Problem to work on.
Reproduce all of the listing below without alteration.

## START Source data

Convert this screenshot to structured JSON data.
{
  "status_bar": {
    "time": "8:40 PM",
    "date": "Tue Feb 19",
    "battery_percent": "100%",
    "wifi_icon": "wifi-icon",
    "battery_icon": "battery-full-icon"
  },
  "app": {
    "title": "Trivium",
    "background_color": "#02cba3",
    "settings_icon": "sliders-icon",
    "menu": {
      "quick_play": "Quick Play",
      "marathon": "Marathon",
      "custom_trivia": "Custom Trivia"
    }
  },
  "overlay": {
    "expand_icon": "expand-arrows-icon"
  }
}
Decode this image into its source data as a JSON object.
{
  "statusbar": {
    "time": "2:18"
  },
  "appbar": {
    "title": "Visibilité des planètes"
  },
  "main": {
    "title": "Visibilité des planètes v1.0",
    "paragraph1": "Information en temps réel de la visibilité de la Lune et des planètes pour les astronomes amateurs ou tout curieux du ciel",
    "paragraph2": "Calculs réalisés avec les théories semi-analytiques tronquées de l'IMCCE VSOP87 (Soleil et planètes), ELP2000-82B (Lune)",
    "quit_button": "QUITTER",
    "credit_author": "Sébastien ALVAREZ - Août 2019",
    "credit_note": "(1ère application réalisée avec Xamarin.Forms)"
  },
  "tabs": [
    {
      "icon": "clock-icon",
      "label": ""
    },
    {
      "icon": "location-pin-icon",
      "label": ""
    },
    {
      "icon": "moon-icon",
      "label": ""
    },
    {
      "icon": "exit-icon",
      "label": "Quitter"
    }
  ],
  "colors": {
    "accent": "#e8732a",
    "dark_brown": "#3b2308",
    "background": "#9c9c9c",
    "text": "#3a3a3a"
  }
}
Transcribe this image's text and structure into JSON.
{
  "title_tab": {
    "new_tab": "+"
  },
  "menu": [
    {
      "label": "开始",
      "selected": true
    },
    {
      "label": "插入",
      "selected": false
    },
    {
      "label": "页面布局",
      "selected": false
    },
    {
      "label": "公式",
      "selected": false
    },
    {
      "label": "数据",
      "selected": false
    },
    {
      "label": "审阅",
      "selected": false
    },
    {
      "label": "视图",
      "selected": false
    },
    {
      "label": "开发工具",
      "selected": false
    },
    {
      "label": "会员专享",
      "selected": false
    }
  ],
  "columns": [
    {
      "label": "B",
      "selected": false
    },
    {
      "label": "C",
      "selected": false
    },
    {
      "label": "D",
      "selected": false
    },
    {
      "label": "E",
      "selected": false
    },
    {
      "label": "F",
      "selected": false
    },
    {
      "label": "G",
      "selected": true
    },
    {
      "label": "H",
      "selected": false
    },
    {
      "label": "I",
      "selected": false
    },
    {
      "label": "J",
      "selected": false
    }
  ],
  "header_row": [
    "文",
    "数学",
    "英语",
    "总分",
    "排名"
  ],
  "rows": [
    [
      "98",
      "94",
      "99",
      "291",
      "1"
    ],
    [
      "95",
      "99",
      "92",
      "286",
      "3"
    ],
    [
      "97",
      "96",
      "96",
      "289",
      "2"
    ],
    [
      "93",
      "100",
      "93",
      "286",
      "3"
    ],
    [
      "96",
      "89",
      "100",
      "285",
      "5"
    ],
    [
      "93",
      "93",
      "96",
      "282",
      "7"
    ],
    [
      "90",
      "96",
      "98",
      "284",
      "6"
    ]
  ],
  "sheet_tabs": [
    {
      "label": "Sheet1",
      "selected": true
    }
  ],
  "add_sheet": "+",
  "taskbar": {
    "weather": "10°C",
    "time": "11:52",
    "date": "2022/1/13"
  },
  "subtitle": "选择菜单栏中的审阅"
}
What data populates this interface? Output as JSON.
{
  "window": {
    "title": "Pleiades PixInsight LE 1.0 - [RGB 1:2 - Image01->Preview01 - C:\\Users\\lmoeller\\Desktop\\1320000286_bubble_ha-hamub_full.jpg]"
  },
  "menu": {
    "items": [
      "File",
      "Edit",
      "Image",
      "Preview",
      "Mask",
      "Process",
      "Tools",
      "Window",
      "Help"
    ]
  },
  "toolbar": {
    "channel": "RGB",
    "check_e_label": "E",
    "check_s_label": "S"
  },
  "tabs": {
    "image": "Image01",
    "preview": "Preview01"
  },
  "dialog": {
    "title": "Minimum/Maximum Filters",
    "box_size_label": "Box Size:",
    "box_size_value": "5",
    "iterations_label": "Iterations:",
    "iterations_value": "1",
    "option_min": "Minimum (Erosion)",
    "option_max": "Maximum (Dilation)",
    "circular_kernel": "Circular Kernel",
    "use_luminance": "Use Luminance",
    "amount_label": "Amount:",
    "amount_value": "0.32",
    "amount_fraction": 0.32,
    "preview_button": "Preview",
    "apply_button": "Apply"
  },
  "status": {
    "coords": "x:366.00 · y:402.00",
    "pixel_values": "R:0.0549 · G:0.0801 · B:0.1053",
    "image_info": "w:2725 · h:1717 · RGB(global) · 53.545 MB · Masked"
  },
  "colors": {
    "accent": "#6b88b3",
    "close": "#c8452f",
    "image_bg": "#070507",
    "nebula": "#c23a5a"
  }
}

## END Source data

Result of the exercise.
Convert this screenshot to structured JSON data.
{
  "status_bar": {
    "time": "8:40 PM",
    "date": "Tue Feb 19",
    "battery_percent": "100%",
    "wifi_icon": "wifi-icon",
    "battery_icon": "battery-full-icon"
  },
  "app": {
    "title": "Trivium",
    "background_color": "#02cba3",
    "settings_icon": "sliders-icon",
    "menu": {
      "quick_play": "Quick Play",
      "marathon": "Marathon",
      "custom_trivia": "Custom Trivia"
    }
  },
  "overlay": {
    "expand_icon": "expand-arrows-icon"
  }
}
Decode this image into its source data as a JSON object.
{
  "statusbar": {
    "time": "2:18"
  },
  "appbar": {
    "title": "Visibilité des planètes"
  },
  "main": {
    "title": "Visibilité des planètes v1.0",
    "paragraph1": "Information en temps réel de la visibilité de la Lune et des planètes pour les astronomes amateurs ou tout curieux du ciel",
    "paragraph2": "Calculs réalisés avec les théories semi-analytiques tronquées de l'IMCCE VSOP87 (Soleil et planètes), ELP2000-82B (Lune)",
    "quit_button": "QUITTER",
    "credit_author": "Sébastien ALVAREZ - Août 2019",
    "credit_note": "(1ère application réalisée avec Xamarin.Forms)"
  },
  "tabs": [
    {
      "icon": "clock-icon",
      "label": ""
    },
    {
      "icon": "location-pin-icon",
      "label": ""
    },
    {
      "icon": "moon-icon",
      "label": ""
    },
    {
      "icon": "exit-icon",
      "label": "Quitter"
    }
  ],
  "colors": {
    "accent": "#e8732a",
    "dark_brown": "#3b2308",
    "background": "#9c9c9c",
    "text": "#3a3a3a"
  }
}
Transcribe this image's text and structure into JSON.
{
  "title_tab": {
    "new_tab": "+"
  },
  "menu": [
    {
      "label": "开始",
      "selected": true
    },
    {
      "label": "插入",
      "selected": false
    },
    {
      "label": "页面布局",
      "selected": false
    },
    {
      "label": "公式",
      "selected": false
    },
    {
      "label": "数据",
      "selected": false
    },
    {
      "label": "审阅",
      "selected": false
    },
    {
      "label": "视图",
      "selected": false
    },
    {
      "label": "开发工具",
      "selected": false
    },
    {
      "label": "会员专享",
      "selected": false
    }
  ],
  "columns": [
    {
      "label": "B",
      "selected": false
    },
    {
      "label": "C",
      "selected": false
    },
    {
      "label": "D",
      "selected": false
    },
    {
      "label": "E",
      "selected": false
    },
    {
      "label": "F",
      "selected": false
    },
    {
      "label": "G",
      "selected": true
    },
    {
      "label": "H",
      "selected": false
    },
    {
      "label": "I",
      "selected": false
    },
    {
      "label": "J",
      "selected": false
    }
  ],
  "header_row": [
    "文",
    "数学",
    "英语",
    "总分",
    "排名"
  ],
  "rows": [
    [
      "98",
      "94",
      "99",
      "291",
      "1"
    ],
    [
      "95",
      "99",
      "92",
      "286",
      "3"
    ],
    [
      "97",
      "96",
      "96",
      "289",
      "2"
    ],
    [
      "93",
      "100",
      "93",
      "286",
      "3"
    ],
    [
      "96",
      "89",
      "100",
      "285",
      "5"
    ],
    [
      "93",
      "93",
      "96",
      "282",
      "7"
    ],
    [
      "90",
      "96",
      "98",
      "284",
      "6"
    ]
  ],
  "sheet_tabs": [
    {
      "label": "Sheet1",
      "selected": true
    }
  ],
  "add_sheet": "+",
  "taskbar": {
    "weather": "10°C",
    "time": "11:52",
    "date": "2022/1/13"
  },
  "subtitle": "选择菜单栏中的审阅"
}
What data populates this interface? Output as JSON.
{
  "window": {
    "title": "Pleiades PixInsight LE 1.0 - [RGB 1:2 - Image01->Preview01 - C:\\Users\\lmoeller\\Desktop\\1320000286_bubble_ha-hamub_full.jpg]"
  },
  "menu": {
    "items": [
      "File",
      "Edit",
      "Image",
      "Preview",
      "Mask",
      "Process",
      "Tools",
      "Window",
      "Help"
    ]
  },
  "toolbar": {
    "channel": "RGB",
    "check_e_label": "E",
    "check_s_label": "S"
  },
  "tabs": {
    "image": "Image01",
    "preview": "Preview01"
  },
  "dialog": {
    "title": "Minimum/Maximum Filters",
    "box_size_label": "Box Size:",
    "box_size_value": "5",
    "iterations_label": "Iterations:",
    "iterations_value": "1",
    "option_min": "Minimum (Erosion)",
    "option_max": "Maximum (Dilation)",
    "circular_kernel": "Circular Kernel",
    "use_luminance": "Use Luminance",
    "amount_label": "Amount:",
    "amount_value": "0.32",
    "amount_fraction": 0.32,
    "preview_button": "Preview",
    "apply_button": "Apply"
  },
  "status": {
    "coords": "x:366.00 · y:402.00",
    "pixel_values": "R:0.0549 · G:0.0801 · B:0.1053",
    "image_info": "w:2725 · h:1717 · RGB(global) · 53.545 MB · Masked"
  },
  "colors": {
    "accent": "#6b88b3",
    "close": "#c8452f",
    "image_bg": "#070507",
    "nebula": "#c23a5a"
  }
}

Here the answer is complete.